*** SUPPLIED MATERIAL

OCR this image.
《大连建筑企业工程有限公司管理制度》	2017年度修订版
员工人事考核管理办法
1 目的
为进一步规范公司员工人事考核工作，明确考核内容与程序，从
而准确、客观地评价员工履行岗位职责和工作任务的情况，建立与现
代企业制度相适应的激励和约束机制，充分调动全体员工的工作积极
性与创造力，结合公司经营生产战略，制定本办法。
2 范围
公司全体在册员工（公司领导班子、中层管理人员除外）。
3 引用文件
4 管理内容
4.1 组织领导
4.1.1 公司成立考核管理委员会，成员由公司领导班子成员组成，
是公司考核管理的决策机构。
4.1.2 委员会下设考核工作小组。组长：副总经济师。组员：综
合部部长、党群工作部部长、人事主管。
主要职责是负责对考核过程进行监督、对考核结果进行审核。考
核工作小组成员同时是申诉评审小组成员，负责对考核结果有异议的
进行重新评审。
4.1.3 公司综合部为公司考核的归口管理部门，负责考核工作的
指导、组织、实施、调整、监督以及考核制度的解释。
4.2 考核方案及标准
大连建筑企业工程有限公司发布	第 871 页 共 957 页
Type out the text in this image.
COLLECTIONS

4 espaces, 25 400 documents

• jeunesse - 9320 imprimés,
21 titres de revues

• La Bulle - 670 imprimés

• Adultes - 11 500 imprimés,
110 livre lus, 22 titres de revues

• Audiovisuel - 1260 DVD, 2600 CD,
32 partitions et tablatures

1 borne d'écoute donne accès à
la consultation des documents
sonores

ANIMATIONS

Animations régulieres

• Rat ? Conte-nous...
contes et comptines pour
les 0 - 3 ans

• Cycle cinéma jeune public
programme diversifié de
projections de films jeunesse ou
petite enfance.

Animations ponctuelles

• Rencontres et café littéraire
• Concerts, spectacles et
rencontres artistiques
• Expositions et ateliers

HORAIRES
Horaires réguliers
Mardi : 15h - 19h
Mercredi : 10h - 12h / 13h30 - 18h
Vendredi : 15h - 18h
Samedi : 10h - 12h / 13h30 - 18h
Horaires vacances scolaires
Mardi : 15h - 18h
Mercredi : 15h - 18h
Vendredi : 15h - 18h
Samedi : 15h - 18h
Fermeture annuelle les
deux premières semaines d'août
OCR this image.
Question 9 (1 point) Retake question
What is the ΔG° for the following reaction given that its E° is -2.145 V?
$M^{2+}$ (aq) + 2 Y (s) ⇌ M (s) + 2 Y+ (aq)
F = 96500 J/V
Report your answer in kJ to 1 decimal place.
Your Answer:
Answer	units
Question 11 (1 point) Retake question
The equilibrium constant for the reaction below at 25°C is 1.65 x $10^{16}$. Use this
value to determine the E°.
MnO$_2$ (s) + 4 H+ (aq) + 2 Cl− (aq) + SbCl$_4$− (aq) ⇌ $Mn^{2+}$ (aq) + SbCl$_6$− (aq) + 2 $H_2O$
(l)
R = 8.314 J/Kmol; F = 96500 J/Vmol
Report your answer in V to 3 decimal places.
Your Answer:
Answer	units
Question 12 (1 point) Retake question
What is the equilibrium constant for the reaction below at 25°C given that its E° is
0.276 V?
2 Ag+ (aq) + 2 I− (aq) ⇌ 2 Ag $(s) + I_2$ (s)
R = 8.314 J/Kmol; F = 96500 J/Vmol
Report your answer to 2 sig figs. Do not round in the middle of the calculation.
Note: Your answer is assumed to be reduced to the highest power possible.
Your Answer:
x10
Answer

******

GIVEN INSTRUCTION
Write only the number of lines that include "Report".

CORRECT ANSWER
3